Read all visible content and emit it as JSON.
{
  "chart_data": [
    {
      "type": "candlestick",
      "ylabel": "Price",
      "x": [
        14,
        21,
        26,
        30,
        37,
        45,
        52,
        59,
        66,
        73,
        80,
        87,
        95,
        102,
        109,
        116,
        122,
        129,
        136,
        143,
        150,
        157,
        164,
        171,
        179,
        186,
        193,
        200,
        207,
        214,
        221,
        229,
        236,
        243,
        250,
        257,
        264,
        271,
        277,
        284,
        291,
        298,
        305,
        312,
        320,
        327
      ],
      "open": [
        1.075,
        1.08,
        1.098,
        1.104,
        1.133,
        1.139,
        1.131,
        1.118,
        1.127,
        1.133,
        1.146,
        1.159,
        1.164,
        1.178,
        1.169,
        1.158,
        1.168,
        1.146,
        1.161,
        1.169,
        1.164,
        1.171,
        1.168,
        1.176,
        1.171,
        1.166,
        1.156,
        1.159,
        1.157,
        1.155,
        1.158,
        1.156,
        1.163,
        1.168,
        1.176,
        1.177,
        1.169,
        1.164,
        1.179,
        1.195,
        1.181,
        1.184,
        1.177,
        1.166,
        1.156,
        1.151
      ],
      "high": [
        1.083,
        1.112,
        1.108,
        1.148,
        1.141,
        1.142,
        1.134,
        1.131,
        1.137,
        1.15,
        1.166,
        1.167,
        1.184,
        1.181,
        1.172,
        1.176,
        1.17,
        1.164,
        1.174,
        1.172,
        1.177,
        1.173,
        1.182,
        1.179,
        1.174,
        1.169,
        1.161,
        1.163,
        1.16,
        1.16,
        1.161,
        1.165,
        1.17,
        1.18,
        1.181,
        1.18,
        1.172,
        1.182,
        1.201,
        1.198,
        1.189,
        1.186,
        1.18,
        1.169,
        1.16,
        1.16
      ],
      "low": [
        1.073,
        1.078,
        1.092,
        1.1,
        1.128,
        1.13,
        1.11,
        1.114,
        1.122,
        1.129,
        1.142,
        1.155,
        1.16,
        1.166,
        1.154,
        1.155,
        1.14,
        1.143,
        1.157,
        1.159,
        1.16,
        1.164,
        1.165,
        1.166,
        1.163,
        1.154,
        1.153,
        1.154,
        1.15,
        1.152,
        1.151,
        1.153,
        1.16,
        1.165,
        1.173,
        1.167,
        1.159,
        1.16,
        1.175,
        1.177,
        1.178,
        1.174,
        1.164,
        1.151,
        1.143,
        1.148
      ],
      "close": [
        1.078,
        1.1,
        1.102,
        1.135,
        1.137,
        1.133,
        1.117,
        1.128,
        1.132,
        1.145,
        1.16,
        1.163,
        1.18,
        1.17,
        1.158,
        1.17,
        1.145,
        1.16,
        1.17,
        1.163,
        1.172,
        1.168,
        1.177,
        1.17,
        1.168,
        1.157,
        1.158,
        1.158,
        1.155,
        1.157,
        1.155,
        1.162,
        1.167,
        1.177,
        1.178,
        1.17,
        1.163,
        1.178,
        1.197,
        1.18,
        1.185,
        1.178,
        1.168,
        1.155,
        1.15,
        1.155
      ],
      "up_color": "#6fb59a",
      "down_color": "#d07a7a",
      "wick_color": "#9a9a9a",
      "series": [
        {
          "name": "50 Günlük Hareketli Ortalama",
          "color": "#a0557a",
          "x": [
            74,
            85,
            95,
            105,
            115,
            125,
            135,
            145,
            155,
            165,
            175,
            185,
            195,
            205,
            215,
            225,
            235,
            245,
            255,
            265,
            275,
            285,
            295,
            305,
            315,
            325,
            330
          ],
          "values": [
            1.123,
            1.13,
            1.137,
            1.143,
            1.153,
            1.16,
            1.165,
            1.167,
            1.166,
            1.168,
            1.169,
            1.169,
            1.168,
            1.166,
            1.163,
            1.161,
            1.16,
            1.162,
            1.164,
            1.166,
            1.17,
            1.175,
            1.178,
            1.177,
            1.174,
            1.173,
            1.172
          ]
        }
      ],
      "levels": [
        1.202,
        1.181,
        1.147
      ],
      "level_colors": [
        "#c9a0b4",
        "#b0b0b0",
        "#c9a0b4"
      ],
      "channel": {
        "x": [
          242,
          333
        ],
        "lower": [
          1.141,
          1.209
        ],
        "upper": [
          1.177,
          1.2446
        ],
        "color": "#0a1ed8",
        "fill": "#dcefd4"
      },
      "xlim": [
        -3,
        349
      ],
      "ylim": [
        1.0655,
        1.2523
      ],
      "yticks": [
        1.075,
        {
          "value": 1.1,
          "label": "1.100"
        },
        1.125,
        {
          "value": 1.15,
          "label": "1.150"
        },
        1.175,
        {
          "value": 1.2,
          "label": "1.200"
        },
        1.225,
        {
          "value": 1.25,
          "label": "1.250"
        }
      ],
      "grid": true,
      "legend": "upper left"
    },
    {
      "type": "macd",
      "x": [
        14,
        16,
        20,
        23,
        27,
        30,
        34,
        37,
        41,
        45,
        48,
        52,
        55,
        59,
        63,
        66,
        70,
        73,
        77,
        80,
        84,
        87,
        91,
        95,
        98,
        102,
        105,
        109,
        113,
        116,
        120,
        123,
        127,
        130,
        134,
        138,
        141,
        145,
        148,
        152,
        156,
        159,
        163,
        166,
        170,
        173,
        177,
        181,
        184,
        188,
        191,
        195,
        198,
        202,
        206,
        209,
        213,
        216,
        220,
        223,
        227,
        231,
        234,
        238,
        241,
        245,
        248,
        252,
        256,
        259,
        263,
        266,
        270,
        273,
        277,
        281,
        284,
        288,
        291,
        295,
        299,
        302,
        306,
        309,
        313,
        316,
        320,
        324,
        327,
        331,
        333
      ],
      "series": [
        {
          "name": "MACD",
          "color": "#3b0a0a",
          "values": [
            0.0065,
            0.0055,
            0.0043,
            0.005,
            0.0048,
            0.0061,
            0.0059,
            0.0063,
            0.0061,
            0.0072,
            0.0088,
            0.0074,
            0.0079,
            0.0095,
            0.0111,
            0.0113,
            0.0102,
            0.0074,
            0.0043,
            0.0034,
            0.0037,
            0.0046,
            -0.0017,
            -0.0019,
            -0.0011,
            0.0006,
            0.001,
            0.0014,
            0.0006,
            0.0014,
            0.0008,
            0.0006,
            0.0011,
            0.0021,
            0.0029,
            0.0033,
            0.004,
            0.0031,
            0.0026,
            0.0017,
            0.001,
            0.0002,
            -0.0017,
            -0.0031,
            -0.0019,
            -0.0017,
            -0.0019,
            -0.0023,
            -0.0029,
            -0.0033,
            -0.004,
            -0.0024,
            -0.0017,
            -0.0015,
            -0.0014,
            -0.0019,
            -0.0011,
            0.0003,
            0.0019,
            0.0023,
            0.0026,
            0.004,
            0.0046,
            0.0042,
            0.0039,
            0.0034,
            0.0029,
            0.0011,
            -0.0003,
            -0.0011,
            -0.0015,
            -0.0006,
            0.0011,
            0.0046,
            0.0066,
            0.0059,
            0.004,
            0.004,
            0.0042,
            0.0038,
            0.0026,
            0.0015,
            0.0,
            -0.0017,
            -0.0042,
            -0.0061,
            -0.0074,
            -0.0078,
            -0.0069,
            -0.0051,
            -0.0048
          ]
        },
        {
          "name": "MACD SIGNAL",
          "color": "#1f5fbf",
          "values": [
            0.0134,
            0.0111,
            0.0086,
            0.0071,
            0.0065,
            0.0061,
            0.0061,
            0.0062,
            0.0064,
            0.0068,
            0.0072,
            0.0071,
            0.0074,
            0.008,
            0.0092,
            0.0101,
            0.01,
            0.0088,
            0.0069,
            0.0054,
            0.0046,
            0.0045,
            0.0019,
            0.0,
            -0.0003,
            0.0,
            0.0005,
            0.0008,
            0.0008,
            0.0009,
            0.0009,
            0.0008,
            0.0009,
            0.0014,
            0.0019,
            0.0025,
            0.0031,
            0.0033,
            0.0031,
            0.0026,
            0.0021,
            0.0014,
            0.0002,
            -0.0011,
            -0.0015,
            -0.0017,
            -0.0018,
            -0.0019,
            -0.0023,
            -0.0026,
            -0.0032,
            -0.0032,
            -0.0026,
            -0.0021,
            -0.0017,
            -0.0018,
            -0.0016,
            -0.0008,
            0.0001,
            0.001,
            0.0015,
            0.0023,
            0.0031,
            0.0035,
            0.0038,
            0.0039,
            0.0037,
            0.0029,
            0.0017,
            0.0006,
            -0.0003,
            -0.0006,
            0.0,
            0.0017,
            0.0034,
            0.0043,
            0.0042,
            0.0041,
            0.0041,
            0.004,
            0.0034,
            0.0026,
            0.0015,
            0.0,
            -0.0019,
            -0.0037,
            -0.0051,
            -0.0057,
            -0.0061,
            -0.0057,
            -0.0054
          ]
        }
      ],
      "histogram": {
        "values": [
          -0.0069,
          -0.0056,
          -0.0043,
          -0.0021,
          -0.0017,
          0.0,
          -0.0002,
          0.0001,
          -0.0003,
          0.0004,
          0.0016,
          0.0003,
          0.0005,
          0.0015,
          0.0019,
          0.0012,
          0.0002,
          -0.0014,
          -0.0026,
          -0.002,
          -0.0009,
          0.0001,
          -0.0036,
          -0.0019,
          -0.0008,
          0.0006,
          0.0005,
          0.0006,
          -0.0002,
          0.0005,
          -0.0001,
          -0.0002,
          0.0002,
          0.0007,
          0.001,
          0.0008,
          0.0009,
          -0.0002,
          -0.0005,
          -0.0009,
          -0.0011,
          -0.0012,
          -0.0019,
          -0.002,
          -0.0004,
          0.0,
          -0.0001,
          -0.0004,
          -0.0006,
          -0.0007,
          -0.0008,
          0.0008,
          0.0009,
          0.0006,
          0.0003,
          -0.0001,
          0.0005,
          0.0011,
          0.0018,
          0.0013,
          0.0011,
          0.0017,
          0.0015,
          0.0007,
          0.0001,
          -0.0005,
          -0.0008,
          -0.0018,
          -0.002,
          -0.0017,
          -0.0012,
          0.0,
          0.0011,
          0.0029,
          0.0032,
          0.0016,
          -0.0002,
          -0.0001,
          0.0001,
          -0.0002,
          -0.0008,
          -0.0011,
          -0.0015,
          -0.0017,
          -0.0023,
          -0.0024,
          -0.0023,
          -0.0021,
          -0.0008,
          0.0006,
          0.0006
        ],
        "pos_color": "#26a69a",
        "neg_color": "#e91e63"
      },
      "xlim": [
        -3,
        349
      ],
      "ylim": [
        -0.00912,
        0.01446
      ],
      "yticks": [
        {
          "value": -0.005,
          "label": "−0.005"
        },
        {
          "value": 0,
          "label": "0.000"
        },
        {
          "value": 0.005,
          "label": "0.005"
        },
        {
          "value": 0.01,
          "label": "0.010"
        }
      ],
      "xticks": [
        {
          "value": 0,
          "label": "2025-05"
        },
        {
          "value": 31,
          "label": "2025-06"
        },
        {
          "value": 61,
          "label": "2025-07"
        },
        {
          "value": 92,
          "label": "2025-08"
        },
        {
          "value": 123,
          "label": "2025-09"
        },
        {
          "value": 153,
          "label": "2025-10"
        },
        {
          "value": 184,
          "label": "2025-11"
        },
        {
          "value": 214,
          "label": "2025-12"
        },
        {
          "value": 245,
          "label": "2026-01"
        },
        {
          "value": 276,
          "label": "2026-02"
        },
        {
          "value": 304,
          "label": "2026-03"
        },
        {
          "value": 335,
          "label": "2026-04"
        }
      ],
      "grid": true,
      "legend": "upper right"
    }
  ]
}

- - -

▸ Your instructions: List all lines in the material containing the string "legend".

▸ Exercise output:
      "legend": "upper left"
      "legend": "upper right"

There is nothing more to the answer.